# [Short problem]
Across the data below, how many lines hold "content"? Answer with that number and nothing else.

--------------------------------------------------

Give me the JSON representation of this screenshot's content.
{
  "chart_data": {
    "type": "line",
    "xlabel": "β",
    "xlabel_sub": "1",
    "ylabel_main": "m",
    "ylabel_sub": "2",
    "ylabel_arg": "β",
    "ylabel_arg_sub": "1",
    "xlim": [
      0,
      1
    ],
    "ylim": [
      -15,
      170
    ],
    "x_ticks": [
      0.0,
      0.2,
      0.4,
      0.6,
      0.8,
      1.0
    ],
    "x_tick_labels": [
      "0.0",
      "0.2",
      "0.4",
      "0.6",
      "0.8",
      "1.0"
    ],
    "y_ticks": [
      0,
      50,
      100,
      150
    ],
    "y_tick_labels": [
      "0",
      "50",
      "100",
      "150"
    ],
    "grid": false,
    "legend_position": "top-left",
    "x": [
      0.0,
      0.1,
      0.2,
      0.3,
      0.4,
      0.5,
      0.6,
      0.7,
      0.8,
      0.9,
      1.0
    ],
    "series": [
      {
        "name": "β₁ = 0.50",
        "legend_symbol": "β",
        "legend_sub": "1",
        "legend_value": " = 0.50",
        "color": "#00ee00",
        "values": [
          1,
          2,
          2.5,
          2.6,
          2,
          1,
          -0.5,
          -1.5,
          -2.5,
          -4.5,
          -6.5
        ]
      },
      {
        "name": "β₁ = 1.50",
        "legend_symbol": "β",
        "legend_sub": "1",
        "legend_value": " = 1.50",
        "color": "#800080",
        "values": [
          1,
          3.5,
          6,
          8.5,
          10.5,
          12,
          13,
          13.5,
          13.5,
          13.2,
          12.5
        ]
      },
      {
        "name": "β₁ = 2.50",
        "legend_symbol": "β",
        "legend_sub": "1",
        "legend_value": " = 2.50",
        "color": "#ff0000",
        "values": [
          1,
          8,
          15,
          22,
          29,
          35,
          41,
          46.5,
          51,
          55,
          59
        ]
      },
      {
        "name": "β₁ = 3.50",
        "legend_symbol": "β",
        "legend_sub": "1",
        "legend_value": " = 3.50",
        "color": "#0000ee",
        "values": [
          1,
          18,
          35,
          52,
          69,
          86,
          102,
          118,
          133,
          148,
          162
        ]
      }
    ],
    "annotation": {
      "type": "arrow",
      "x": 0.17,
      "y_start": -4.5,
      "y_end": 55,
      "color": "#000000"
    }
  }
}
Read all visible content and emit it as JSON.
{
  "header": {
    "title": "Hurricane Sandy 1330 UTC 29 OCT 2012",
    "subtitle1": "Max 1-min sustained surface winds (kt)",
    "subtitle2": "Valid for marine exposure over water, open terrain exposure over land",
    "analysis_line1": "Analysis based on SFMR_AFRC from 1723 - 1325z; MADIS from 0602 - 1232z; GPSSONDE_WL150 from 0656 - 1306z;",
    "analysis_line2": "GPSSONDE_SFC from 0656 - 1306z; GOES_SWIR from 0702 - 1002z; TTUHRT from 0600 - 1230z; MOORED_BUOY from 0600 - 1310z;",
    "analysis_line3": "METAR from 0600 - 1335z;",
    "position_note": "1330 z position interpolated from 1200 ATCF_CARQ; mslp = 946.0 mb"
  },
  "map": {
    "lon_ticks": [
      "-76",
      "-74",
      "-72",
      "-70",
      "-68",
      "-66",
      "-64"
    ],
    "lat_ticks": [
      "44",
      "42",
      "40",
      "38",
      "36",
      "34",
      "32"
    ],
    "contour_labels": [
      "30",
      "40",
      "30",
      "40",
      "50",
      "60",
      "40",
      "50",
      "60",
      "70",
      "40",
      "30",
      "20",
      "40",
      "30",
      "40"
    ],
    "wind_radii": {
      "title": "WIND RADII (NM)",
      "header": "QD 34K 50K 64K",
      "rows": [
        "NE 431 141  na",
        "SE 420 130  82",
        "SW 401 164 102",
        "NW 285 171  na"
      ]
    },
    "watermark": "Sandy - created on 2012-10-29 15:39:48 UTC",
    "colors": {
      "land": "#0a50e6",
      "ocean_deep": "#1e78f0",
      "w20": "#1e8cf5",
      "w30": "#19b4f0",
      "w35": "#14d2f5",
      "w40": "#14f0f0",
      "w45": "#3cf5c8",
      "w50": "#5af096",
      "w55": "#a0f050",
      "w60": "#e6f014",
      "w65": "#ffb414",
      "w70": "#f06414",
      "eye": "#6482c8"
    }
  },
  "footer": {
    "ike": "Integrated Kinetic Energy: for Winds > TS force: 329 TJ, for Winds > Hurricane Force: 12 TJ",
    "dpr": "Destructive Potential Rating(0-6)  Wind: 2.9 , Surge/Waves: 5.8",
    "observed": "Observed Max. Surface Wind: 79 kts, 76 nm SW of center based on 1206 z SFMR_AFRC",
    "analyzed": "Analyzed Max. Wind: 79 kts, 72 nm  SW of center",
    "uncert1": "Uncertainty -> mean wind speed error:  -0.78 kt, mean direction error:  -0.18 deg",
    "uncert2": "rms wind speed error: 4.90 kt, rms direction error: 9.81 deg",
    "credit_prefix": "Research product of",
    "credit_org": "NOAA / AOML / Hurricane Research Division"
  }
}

--------------------------------------------------

# [Answer]
2